WHAT IS ASKED: Return the lines below that carry the word "French".

────

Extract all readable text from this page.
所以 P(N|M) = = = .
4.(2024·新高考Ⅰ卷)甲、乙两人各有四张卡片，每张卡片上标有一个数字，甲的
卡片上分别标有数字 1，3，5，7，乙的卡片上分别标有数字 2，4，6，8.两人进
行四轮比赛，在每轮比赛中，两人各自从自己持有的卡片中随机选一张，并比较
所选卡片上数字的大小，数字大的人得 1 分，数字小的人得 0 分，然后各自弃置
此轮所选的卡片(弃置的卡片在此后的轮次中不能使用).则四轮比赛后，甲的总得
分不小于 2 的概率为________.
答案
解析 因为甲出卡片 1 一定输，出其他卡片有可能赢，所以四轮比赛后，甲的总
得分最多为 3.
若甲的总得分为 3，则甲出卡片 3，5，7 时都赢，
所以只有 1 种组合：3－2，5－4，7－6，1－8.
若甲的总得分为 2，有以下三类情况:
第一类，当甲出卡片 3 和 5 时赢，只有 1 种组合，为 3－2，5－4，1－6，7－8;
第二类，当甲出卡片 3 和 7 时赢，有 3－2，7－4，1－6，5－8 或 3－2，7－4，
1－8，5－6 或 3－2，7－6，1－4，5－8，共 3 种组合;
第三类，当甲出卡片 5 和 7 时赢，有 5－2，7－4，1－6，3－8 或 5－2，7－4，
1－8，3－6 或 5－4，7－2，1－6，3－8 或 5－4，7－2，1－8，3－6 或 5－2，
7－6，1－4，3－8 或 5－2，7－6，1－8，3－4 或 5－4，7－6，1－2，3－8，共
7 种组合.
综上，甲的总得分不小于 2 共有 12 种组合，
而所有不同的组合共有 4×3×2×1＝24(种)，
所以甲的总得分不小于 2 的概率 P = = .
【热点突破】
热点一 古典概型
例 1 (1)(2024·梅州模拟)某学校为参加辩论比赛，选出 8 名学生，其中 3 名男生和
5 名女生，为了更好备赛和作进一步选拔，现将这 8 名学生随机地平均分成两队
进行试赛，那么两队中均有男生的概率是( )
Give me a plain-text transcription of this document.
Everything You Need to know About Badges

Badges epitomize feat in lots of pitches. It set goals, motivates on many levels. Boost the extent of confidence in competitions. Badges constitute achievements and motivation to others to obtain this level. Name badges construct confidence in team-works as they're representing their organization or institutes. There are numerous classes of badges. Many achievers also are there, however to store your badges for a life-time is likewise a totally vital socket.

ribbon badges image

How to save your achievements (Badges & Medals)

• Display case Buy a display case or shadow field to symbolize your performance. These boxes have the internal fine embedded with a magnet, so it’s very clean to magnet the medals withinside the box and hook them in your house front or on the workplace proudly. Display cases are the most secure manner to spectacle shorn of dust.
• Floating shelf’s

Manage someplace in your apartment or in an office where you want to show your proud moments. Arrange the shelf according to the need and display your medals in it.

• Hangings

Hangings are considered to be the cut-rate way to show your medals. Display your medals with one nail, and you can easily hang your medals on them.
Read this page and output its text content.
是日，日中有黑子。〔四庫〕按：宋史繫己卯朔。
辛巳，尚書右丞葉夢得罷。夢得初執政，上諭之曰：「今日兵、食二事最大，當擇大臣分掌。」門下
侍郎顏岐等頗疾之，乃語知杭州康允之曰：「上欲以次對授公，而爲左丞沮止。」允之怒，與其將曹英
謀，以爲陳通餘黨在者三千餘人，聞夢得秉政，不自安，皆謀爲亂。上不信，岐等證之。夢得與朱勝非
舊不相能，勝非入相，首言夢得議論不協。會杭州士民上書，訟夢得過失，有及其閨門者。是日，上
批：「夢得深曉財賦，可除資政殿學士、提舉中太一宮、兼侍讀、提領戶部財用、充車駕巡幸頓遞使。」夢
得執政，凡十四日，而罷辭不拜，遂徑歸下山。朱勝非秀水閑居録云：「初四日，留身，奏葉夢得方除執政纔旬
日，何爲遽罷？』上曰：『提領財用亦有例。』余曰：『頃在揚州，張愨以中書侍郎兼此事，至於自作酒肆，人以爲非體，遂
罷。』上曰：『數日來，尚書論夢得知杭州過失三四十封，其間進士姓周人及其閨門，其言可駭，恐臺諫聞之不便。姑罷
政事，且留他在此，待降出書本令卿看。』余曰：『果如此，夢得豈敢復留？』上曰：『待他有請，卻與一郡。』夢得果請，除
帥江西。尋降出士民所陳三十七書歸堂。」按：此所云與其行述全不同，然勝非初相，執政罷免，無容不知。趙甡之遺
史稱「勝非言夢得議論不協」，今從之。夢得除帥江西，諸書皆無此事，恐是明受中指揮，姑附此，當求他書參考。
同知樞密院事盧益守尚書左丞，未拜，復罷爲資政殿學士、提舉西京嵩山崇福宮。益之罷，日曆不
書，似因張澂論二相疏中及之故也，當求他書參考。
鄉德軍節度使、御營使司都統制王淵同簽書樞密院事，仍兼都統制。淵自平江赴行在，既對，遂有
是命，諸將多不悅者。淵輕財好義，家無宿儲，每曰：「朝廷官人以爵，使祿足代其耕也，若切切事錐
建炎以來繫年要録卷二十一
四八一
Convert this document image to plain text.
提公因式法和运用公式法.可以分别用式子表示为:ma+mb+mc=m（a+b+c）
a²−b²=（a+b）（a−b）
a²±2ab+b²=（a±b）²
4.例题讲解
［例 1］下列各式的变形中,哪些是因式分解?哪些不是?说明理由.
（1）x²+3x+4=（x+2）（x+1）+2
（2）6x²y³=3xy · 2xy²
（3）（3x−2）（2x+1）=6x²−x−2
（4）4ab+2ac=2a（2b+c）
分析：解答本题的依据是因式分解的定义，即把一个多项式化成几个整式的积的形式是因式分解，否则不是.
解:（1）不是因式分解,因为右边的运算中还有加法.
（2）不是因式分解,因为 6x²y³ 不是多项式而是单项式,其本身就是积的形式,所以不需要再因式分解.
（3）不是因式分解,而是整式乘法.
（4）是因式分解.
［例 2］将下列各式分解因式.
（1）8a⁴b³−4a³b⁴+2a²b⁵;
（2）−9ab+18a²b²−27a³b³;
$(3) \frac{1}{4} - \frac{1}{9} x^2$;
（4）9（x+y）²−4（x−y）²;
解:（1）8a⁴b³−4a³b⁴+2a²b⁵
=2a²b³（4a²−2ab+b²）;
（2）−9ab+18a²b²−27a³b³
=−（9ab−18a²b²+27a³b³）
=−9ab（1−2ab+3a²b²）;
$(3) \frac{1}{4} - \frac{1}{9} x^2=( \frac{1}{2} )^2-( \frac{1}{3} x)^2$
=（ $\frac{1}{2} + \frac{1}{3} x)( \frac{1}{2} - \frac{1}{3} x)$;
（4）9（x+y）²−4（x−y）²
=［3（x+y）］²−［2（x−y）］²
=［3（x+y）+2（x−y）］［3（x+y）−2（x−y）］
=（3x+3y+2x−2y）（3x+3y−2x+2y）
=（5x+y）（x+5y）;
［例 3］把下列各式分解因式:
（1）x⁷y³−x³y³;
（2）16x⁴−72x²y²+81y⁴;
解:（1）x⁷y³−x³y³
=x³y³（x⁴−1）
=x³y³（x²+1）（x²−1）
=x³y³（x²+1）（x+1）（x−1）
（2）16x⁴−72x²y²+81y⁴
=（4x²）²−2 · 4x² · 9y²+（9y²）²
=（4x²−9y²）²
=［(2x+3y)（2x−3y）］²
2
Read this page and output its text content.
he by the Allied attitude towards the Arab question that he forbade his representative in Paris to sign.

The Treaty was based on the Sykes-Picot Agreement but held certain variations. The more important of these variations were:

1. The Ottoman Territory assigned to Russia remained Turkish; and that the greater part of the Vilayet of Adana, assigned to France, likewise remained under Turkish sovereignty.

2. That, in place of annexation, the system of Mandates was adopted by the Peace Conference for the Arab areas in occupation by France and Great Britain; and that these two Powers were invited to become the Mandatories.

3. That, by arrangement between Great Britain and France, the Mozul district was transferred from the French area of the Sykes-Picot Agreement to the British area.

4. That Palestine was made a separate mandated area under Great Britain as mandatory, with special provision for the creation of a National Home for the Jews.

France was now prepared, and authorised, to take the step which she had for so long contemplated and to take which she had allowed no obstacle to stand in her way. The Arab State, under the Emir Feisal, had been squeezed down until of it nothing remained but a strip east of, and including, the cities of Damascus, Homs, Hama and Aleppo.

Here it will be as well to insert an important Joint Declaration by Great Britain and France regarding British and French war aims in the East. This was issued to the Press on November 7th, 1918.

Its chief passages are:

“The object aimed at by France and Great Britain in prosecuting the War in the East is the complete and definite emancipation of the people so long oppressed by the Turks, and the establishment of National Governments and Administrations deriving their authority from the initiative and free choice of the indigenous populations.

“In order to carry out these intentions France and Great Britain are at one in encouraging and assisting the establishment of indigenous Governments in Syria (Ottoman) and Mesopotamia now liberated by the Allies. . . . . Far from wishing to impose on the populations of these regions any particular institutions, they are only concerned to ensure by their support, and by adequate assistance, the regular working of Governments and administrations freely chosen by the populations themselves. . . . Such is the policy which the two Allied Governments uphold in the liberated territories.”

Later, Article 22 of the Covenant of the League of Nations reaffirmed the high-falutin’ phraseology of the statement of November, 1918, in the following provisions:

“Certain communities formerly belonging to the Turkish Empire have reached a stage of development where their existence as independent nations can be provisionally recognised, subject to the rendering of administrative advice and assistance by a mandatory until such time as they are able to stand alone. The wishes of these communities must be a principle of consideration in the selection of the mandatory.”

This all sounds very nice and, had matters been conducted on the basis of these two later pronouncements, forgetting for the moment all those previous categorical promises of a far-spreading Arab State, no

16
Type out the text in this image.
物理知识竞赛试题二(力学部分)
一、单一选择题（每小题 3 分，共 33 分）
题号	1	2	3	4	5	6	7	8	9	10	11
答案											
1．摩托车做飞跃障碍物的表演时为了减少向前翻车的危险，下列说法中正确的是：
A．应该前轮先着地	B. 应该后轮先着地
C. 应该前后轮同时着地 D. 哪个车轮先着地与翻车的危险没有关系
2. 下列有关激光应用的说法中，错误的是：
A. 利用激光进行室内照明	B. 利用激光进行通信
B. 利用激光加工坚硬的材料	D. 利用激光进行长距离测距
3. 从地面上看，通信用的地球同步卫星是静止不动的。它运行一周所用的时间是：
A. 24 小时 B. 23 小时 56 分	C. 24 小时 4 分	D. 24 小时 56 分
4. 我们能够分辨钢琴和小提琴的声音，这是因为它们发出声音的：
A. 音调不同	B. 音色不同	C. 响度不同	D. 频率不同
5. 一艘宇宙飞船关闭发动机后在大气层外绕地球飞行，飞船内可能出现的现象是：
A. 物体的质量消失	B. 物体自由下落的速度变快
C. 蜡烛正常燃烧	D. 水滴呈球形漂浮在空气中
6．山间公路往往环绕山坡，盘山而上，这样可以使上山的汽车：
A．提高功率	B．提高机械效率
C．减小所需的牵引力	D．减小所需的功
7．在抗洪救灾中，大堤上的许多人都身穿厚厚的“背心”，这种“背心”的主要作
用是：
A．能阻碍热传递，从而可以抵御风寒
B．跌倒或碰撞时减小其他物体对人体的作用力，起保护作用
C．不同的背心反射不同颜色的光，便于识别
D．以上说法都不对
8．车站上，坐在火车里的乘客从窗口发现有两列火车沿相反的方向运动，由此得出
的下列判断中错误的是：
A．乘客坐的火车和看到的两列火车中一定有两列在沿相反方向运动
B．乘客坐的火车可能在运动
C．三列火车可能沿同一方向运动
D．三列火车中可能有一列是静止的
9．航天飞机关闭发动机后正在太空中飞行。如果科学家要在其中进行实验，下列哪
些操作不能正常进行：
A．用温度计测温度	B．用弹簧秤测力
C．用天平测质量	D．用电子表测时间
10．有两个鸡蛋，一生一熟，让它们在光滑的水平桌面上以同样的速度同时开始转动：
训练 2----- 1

────

SOLUTION:
3. That, by arrangement between Great Britain and France, the Mozul district was transferred from the French area of the Sykes-Picot Agreement to the British area.
Here it will be as well to insert an important Joint Declaration by Great Britain and France regarding British and French war aims in the East. This was issued to the Press on November 7th, 1918.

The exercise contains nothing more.